— Stored data —
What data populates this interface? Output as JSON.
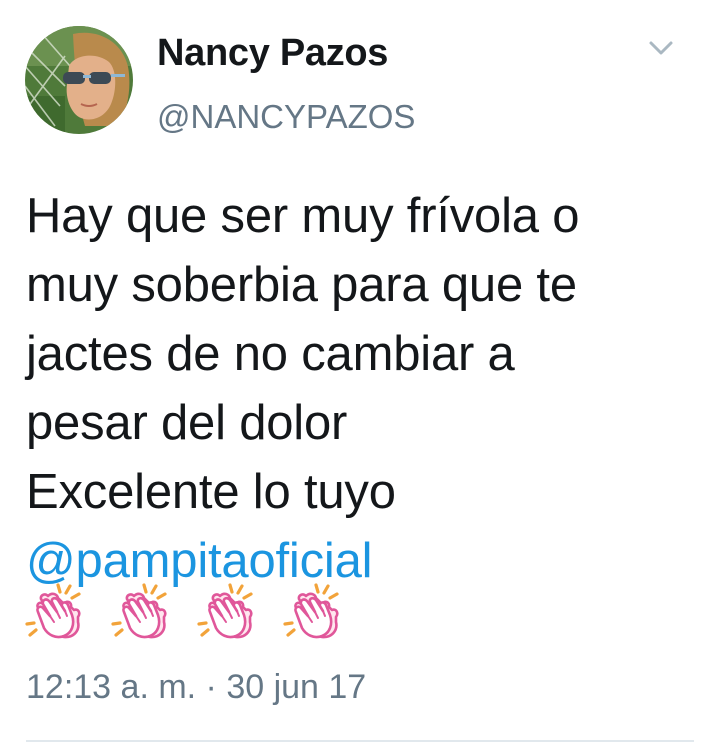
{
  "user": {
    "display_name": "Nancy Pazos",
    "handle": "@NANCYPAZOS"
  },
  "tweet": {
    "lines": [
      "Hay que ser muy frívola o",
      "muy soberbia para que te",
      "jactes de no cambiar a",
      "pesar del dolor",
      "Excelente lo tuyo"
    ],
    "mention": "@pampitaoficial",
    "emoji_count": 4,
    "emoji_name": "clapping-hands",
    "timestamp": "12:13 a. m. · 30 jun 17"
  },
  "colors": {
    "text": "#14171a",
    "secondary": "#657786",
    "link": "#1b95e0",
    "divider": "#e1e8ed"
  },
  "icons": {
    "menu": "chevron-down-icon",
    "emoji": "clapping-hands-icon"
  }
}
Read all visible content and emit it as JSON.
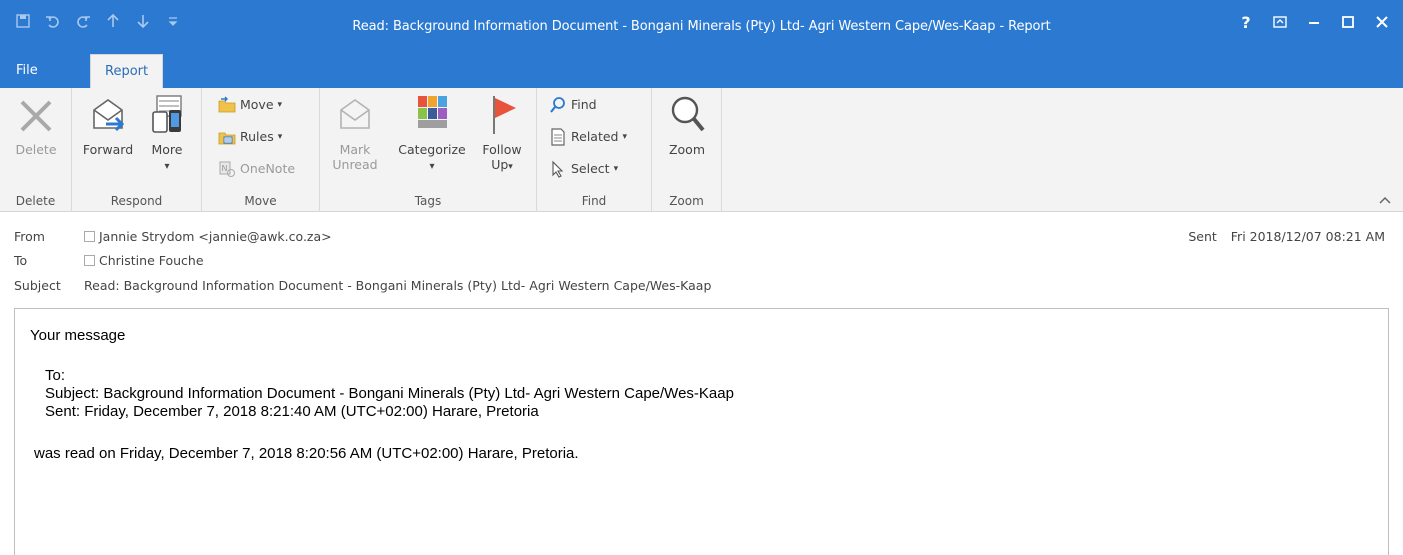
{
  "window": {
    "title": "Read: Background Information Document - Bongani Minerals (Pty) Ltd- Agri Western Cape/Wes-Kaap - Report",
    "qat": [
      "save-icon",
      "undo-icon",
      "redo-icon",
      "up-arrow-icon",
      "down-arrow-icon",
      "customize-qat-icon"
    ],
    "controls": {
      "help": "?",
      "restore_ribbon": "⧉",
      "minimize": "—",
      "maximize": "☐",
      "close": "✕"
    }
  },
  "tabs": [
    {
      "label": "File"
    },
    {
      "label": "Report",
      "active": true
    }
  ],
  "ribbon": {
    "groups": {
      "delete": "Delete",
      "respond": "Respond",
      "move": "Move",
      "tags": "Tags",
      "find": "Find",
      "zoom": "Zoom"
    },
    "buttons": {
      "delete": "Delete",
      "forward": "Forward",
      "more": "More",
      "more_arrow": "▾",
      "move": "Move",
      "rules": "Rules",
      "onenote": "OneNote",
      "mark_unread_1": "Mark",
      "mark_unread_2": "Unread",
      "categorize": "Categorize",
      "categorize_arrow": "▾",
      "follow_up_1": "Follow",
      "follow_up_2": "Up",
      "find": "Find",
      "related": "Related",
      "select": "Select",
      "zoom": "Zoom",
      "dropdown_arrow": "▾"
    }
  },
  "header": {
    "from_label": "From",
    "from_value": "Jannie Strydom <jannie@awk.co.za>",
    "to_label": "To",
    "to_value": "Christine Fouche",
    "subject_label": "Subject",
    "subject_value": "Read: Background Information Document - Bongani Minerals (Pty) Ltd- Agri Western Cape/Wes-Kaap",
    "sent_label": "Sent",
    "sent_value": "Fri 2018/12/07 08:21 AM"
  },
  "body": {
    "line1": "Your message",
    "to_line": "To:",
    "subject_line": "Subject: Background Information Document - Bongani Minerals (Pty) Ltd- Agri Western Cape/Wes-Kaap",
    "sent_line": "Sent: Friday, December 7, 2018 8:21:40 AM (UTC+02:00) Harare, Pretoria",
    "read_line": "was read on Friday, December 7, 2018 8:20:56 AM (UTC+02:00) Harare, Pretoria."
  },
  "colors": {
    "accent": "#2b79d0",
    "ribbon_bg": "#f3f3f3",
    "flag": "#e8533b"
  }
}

— Work instructions —
Return all the entries word for word, but omit any pictures they contain.

— Output for this exercise —
What data populates this interface? Output as JSON.
{
  "user": {
    "display_name": "Nancy Pazos",
    "handle": "@NANCYPAZOS"
  },
  "tweet": {
    "lines": [
      "Hay que ser muy frívola o",
      "muy soberbia para que te",
      "jactes de no cambiar a",
      "pesar del dolor",
      "Excelente lo tuyo"
    ],
    "mention": "@pampitaoficial",
    "emoji_count": 4,
    "emoji_name": "clapping-hands",
    "timestamp": "12:13 a. m. · 30 jun 17"
  },
  "colors": {
    "text": "#14171a",
    "secondary": "#657786",
    "link": "#1b95e0",
    "divider": "#e1e8ed"
  },
  "icons": {
    "menu": "chevron-down-icon",
    "emoji": "clapping-hands-icon"
  }
}
Read all visible content and emit it as JSON.
{
  "window": {
    "title": "Read: Background Information Document - Bongani Minerals (Pty) Ltd- Agri Western Cape/Wes-Kaap - Report",
    "qat": [
      "save-icon",
      "undo-icon",
      "redo-icon",
      "up-arrow-icon",
      "down-arrow-icon",
      "customize-qat-icon"
    ],
    "controls": {
      "help": "?",
      "restore_ribbon": "⧉",
      "minimize": "—",
      "maximize": "☐",
      "close": "✕"
    }
  },
  "tabs": [
    {
      "label": "File"
    },
    {
      "label": "Report",
      "active": true
    }
  ],
  "ribbon": {
    "groups": {
      "delete": "Delete",
      "respond": "Respond",
      "move": "Move",
      "tags": "Tags",
      "find": "Find",
      "zoom": "Zoom"
    },
    "buttons": {
      "delete": "Delete",
      "forward": "Forward",
      "more": "More",
      "more_arrow": "▾",
      "move": "Move",
      "rules": "Rules",
      "onenote": "OneNote",
      "mark_unread_1": "Mark",
      "mark_unread_2": "Unread",
      "categorize": "Categorize",
      "categorize_arrow": "▾",
      "follow_up_1": "Follow",
      "follow_up_2": "Up",
      "find": "Find",
      "related": "Related",
      "select": "Select",
      "zoom": "Zoom",
      "dropdown_arrow": "▾"
    }
  },
  "header": {
    "from_label": "From",
    "from_value": "Jannie Strydom <jannie@awk.co.za>",
    "to_label": "To",
    "to_value": "Christine Fouche",
    "subject_label": "Subject",
    "subject_value": "Read: Background Information Document - Bongani Minerals (Pty) Ltd- Agri Western Cape/Wes-Kaap",
    "sent_label": "Sent",
    "sent_value": "Fri 2018/12/07 08:21 AM"
  },
  "body": {
    "line1": "Your message",
    "to_line": "To:",
    "subject_line": "Subject: Background Information Document - Bongani Minerals (Pty) Ltd- Agri Western Cape/Wes-Kaap",
    "sent_line": "Sent: Friday, December 7, 2018 8:21:40 AM (UTC+02:00) Harare, Pretoria",
    "read_line": "was read on Friday, December 7, 2018 8:20:56 AM (UTC+02:00) Harare, Pretoria."
  },
  "colors": {
    "accent": "#2b79d0",
    "ribbon_bg": "#f3f3f3",
    "flag": "#e8533b"
  }
}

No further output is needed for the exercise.